WHAT IS ASKED ▸ Read the lines below and count those that have the word "golf". Respond with the number only.
# start of SOURCE RECORDS
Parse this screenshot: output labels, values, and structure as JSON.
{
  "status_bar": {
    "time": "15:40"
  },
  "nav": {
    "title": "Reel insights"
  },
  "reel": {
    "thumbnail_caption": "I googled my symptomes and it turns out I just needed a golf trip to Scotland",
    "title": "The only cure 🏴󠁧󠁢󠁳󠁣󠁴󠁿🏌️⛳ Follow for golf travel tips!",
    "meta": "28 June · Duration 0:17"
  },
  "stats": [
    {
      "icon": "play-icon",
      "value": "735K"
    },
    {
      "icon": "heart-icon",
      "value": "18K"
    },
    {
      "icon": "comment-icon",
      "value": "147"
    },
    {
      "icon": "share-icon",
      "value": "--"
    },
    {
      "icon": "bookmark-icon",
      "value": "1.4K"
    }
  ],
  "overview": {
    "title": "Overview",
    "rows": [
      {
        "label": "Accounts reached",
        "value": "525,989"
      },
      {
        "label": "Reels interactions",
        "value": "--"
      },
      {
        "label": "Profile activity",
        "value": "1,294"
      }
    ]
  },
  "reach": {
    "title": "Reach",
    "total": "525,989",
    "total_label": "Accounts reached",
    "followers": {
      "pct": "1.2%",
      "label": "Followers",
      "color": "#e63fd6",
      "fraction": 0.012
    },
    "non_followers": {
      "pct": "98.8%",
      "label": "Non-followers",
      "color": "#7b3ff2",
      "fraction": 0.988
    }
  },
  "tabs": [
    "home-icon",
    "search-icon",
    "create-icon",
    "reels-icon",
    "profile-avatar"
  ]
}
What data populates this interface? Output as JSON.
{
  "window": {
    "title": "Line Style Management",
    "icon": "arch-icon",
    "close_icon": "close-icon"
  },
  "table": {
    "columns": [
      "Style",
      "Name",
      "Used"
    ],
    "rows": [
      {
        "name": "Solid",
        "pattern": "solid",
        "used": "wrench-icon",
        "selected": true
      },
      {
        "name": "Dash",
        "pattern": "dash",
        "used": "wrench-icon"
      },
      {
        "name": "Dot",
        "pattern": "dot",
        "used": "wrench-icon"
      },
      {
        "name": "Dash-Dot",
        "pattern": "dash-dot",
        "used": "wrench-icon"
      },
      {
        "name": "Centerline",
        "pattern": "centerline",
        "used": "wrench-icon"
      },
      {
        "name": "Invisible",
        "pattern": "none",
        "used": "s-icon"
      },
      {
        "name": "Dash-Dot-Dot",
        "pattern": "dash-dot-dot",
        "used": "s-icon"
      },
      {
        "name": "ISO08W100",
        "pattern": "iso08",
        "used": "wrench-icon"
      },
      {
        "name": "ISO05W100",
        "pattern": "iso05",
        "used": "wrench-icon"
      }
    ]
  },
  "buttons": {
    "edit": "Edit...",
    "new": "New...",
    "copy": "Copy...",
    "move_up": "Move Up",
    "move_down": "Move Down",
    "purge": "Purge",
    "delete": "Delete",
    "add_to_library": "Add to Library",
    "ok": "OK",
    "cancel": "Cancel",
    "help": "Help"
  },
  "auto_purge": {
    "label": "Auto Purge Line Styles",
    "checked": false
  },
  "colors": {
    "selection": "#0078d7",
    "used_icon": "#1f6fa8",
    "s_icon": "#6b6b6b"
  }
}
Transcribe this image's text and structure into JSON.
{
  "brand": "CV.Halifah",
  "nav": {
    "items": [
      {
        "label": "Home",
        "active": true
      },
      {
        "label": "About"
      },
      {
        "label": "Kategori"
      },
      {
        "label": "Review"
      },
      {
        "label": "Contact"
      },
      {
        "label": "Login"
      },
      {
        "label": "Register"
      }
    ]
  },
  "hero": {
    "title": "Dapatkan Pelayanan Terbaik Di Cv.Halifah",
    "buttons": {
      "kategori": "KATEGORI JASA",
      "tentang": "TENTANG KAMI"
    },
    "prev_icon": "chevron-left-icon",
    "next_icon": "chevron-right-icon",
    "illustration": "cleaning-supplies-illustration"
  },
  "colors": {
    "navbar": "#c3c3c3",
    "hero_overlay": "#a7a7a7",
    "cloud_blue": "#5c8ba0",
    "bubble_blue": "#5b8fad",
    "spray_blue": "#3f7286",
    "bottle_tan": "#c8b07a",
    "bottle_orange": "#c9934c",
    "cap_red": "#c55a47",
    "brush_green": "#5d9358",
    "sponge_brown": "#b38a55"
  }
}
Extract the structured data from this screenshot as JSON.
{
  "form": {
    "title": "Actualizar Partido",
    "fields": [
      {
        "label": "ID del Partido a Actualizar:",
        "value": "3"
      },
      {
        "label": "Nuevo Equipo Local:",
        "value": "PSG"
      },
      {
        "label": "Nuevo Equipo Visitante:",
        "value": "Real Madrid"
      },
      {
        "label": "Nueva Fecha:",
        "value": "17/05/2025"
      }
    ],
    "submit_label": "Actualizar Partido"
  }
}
# end of SOURCE RECORDS
RESULT BELOW ▸ 2